Task instructions - Write down every entry once more, exactly as it reads.

-- Data follows --

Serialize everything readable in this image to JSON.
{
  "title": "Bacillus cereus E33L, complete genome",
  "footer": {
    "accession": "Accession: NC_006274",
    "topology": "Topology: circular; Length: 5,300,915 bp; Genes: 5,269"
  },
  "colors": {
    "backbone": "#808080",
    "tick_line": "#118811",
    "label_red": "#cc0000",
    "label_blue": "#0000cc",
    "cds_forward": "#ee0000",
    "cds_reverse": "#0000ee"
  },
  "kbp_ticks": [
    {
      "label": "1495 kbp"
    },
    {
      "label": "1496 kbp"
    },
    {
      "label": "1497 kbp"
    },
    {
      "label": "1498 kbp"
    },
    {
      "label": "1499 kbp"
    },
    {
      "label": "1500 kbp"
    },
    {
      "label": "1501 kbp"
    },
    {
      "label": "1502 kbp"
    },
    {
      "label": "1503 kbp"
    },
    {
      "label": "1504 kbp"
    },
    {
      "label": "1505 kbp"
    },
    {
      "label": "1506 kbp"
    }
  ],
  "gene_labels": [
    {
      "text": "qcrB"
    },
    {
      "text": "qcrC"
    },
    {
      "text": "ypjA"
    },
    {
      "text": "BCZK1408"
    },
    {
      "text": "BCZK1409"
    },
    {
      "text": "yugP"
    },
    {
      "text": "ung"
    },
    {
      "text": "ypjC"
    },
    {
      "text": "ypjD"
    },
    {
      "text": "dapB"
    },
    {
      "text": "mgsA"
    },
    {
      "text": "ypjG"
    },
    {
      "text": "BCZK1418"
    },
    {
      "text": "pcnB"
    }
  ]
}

-- Data concluded --

Solution -
Serialize everything readable in this image to JSON.
{
  "title": "Bacillus cereus E33L, complete genome",
  "footer": {
    "accession": "Accession: NC_006274",
    "topology": "Topology: circular; Length: 5,300,915 bp; Genes: 5,269"
  },
  "colors": {
    "backbone": "#808080",
    "tick_line": "#118811",
    "label_red": "#cc0000",
    "label_blue": "#0000cc",
    "cds_forward": "#ee0000",
    "cds_reverse": "#0000ee"
  },
  "kbp_ticks": [
    {
      "label": "1495 kbp"
    },
    {
      "label": "1496 kbp"
    },
    {
      "label": "1497 kbp"
    },
    {
      "label": "1498 kbp"
    },
    {
      "label": "1499 kbp"
    },
    {
      "label": "1500 kbp"
    },
    {
      "label": "1501 kbp"
    },
    {
      "label": "1502 kbp"
    },
    {
      "label": "1503 kbp"
    },
    {
      "label": "1504 kbp"
    },
    {
      "label": "1505 kbp"
    },
    {
      "label": "1506 kbp"
    }
  ],
  "gene_labels": [
    {
      "text": "qcrB"
    },
    {
      "text": "qcrC"
    },
    {
      "text": "ypjA"
    },
    {
      "text": "BCZK1408"
    },
    {
      "text": "BCZK1409"
    },
    {
      "text": "yugP"
    },
    {
      "text": "ung"
    },
    {
      "text": "ypjC"
    },
    {
      "text": "ypjD"
    },
    {
      "text": "dapB"
    },
    {
      "text": "mgsA"
    },
    {
      "text": "ypjG"
    },
    {
      "text": "BCZK1418"
    },
    {
      "text": "pcnB"
    }
  ]
}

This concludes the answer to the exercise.